(Stored data entries)

--- START ---

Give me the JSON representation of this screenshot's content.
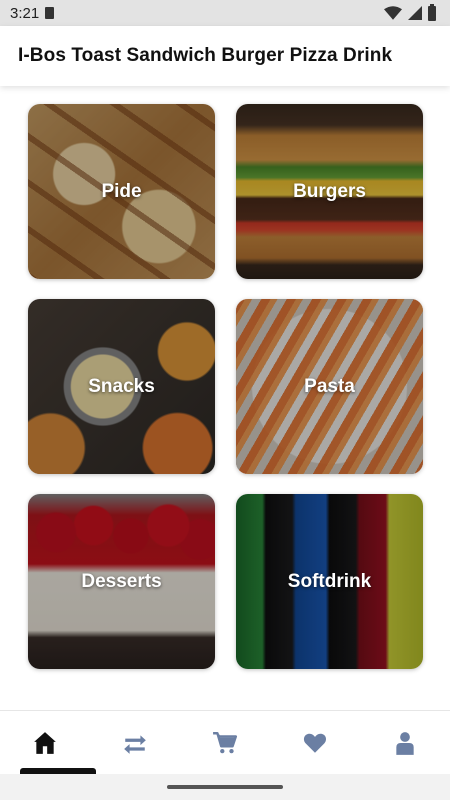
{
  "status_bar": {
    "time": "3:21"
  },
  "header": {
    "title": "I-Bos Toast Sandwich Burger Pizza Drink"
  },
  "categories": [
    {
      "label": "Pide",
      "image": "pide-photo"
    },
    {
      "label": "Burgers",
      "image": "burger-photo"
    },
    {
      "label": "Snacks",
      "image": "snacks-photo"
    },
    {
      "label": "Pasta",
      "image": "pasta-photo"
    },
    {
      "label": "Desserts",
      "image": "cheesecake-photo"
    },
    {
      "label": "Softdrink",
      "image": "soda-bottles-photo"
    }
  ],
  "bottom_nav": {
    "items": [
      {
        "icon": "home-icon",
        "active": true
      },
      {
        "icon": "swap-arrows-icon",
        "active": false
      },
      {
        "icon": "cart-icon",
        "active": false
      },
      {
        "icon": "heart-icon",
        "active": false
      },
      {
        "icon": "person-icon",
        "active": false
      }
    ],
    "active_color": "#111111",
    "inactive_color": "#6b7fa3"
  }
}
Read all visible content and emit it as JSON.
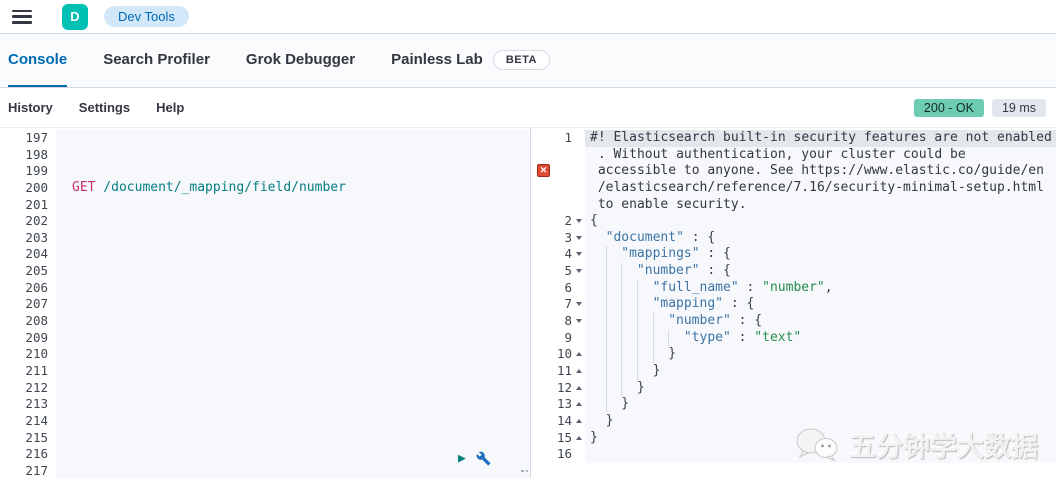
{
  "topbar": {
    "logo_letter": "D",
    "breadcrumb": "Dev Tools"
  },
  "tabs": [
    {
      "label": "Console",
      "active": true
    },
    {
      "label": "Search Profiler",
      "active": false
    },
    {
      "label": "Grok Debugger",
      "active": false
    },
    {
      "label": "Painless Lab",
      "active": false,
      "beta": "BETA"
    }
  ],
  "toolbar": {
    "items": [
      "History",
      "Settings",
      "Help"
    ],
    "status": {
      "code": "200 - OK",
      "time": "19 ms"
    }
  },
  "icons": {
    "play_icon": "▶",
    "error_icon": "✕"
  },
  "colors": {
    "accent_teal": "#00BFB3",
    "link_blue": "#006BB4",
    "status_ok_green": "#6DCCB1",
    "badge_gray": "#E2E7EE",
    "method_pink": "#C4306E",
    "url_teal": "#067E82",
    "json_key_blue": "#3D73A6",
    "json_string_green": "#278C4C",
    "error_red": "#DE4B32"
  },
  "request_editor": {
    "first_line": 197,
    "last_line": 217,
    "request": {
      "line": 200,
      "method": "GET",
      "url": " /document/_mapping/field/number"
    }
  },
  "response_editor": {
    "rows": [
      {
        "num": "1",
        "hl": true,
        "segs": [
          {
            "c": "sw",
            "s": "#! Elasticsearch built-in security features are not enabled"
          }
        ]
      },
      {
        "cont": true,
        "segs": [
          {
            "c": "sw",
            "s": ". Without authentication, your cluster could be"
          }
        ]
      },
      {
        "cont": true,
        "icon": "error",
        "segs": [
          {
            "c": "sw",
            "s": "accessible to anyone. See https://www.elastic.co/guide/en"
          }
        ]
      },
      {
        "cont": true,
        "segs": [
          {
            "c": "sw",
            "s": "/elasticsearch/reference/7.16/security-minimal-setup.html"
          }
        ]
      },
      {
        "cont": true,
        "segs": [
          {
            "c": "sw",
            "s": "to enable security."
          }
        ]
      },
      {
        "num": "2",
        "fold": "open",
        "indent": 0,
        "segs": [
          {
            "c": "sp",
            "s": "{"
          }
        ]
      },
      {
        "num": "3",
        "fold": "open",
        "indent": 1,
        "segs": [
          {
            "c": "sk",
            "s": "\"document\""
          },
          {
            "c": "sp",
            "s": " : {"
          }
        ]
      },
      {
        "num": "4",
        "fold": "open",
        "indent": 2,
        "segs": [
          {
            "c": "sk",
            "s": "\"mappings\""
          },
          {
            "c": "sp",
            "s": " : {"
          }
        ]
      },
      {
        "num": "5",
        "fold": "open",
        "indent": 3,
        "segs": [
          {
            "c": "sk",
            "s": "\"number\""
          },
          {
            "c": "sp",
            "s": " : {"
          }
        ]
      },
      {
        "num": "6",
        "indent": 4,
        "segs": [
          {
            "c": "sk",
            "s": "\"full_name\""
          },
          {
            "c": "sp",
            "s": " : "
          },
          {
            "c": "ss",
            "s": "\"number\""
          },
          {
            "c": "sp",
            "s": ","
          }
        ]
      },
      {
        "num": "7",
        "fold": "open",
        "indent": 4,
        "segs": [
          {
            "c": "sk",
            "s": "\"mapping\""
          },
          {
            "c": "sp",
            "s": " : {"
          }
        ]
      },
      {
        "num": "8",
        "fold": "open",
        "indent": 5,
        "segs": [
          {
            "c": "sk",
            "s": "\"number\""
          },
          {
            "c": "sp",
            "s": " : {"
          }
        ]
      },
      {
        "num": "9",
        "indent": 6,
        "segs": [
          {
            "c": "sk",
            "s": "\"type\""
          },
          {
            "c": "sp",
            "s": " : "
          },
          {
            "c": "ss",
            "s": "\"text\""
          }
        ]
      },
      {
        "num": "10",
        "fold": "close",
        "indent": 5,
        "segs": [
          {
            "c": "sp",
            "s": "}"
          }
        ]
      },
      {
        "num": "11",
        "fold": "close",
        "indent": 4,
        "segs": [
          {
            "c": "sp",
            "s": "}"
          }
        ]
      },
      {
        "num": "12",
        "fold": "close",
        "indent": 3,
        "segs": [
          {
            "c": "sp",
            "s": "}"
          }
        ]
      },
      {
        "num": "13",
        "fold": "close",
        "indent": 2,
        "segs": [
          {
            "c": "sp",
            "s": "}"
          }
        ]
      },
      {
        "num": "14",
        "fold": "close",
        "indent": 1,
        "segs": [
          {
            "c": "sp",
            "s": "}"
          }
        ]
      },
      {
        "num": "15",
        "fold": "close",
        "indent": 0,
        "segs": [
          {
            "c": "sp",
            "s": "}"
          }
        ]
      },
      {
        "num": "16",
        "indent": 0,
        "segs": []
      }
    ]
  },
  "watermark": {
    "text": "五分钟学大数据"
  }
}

--- END ---

§ **Exercise description**
Return every line of the records exactly as given, pictures excluded.

§ **Solution below**
Give me the JSON representation of this screenshot's content.
{
  "status_bar": {
    "time": "3:21"
  },
  "header": {
    "title": "I-Bos Toast Sandwich Burger Pizza Drink"
  },
  "categories": [
    {
      "label": "Pide",
      "image": "pide-photo"
    },
    {
      "label": "Burgers",
      "image": "burger-photo"
    },
    {
      "label": "Snacks",
      "image": "snacks-photo"
    },
    {
      "label": "Pasta",
      "image": "pasta-photo"
    },
    {
      "label": "Desserts",
      "image": "cheesecake-photo"
    },
    {
      "label": "Softdrink",
      "image": "soda-bottles-photo"
    }
  ],
  "bottom_nav": {
    "items": [
      {
        "icon": "home-icon",
        "active": true
      },
      {
        "icon": "swap-arrows-icon",
        "active": false
      },
      {
        "icon": "cart-icon",
        "active": false
      },
      {
        "icon": "heart-icon",
        "active": false
      },
      {
        "icon": "person-icon",
        "active": false
      }
    ],
    "active_color": "#111111",
    "inactive_color": "#6b7fa3"
  }
}
Read all visible content and emit it as JSON.
{
  "topbar": {
    "logo_letter": "D",
    "breadcrumb": "Dev Tools"
  },
  "tabs": [
    {
      "label": "Console",
      "active": true
    },
    {
      "label": "Search Profiler",
      "active": false
    },
    {
      "label": "Grok Debugger",
      "active": false
    },
    {
      "label": "Painless Lab",
      "active": false,
      "beta": "BETA"
    }
  ],
  "toolbar": {
    "items": [
      "History",
      "Settings",
      "Help"
    ],
    "status": {
      "code": "200 - OK",
      "time": "19 ms"
    }
  },
  "icons": {
    "play_icon": "▶",
    "error_icon": "✕"
  },
  "colors": {
    "accent_teal": "#00BFB3",
    "link_blue": "#006BB4",
    "status_ok_green": "#6DCCB1",
    "badge_gray": "#E2E7EE",
    "method_pink": "#C4306E",
    "url_teal": "#067E82",
    "json_key_blue": "#3D73A6",
    "json_string_green": "#278C4C",
    "error_red": "#DE4B32"
  },
  "request_editor": {
    "first_line": 197,
    "last_line": 217,
    "request": {
      "line": 200,
      "method": "GET",
      "url": " /document/_mapping/field/number"
    }
  },
  "response_editor": {
    "rows": [
      {
        "num": "1",
        "hl": true,
        "segs": [
          {
            "c": "sw",
            "s": "#! Elasticsearch built-in security features are not enabled"
          }
        ]
      },
      {
        "cont": true,
        "segs": [
          {
            "c": "sw",
            "s": ". Without authentication, your cluster could be"
          }
        ]
      },
      {
        "cont": true,
        "icon": "error",
        "segs": [
          {
            "c": "sw",
            "s": "accessible to anyone. See https://www.elastic.co/guide/en"
          }
        ]
      },
      {
        "cont": true,
        "segs": [
          {
            "c": "sw",
            "s": "/elasticsearch/reference/7.16/security-minimal-setup.html"
          }
        ]
      },
      {
        "cont": true,
        "segs": [
          {
            "c": "sw",
            "s": "to enable security."
          }
        ]
      },
      {
        "num": "2",
        "fold": "open",
        "indent": 0,
        "segs": [
          {
            "c": "sp",
            "s": "{"
          }
        ]
      },
      {
        "num": "3",
        "fold": "open",
        "indent": 1,
        "segs": [
          {
            "c": "sk",
            "s": "\"document\""
          },
          {
            "c": "sp",
            "s": " : {"
          }
        ]
      },
      {
        "num": "4",
        "fold": "open",
        "indent": 2,
        "segs": [
          {
            "c": "sk",
            "s": "\"mappings\""
          },
          {
            "c": "sp",
            "s": " : {"
          }
        ]
      },
      {
        "num": "5",
        "fold": "open",
        "indent": 3,
        "segs": [
          {
            "c": "sk",
            "s": "\"number\""
          },
          {
            "c": "sp",
            "s": " : {"
          }
        ]
      },
      {
        "num": "6",
        "indent": 4,
        "segs": [
          {
            "c": "sk",
            "s": "\"full_name\""
          },
          {
            "c": "sp",
            "s": " : "
          },
          {
            "c": "ss",
            "s": "\"number\""
          },
          {
            "c": "sp",
            "s": ","
          }
        ]
      },
      {
        "num": "7",
        "fold": "open",
        "indent": 4,
        "segs": [
          {
            "c": "sk",
            "s": "\"mapping\""
          },
          {
            "c": "sp",
            "s": " : {"
          }
        ]
      },
      {
        "num": "8",
        "fold": "open",
        "indent": 5,
        "segs": [
          {
            "c": "sk",
            "s": "\"number\""
          },
          {
            "c": "sp",
            "s": " : {"
          }
        ]
      },
      {
        "num": "9",
        "indent": 6,
        "segs": [
          {
            "c": "sk",
            "s": "\"type\""
          },
          {
            "c": "sp",
            "s": " : "
          },
          {
            "c": "ss",
            "s": "\"text\""
          }
        ]
      },
      {
        "num": "10",
        "fold": "close",
        "indent": 5,
        "segs": [
          {
            "c": "sp",
            "s": "}"
          }
        ]
      },
      {
        "num": "11",
        "fold": "close",
        "indent": 4,
        "segs": [
          {
            "c": "sp",
            "s": "}"
          }
        ]
      },
      {
        "num": "12",
        "fold": "close",
        "indent": 3,
        "segs": [
          {
            "c": "sp",
            "s": "}"
          }
        ]
      },
      {
        "num": "13",
        "fold": "close",
        "indent": 2,
        "segs": [
          {
            "c": "sp",
            "s": "}"
          }
        ]
      },
      {
        "num": "14",
        "fold": "close",
        "indent": 1,
        "segs": [
          {
            "c": "sp",
            "s": "}"
          }
        ]
      },
      {
        "num": "15",
        "fold": "close",
        "indent": 0,
        "segs": [
          {
            "c": "sp",
            "s": "}"
          }
        ]
      },
      {
        "num": "16",
        "indent": 0,
        "segs": []
      }
    ]
  },
  "watermark": {
    "text": "五分钟学大数据"
  }
}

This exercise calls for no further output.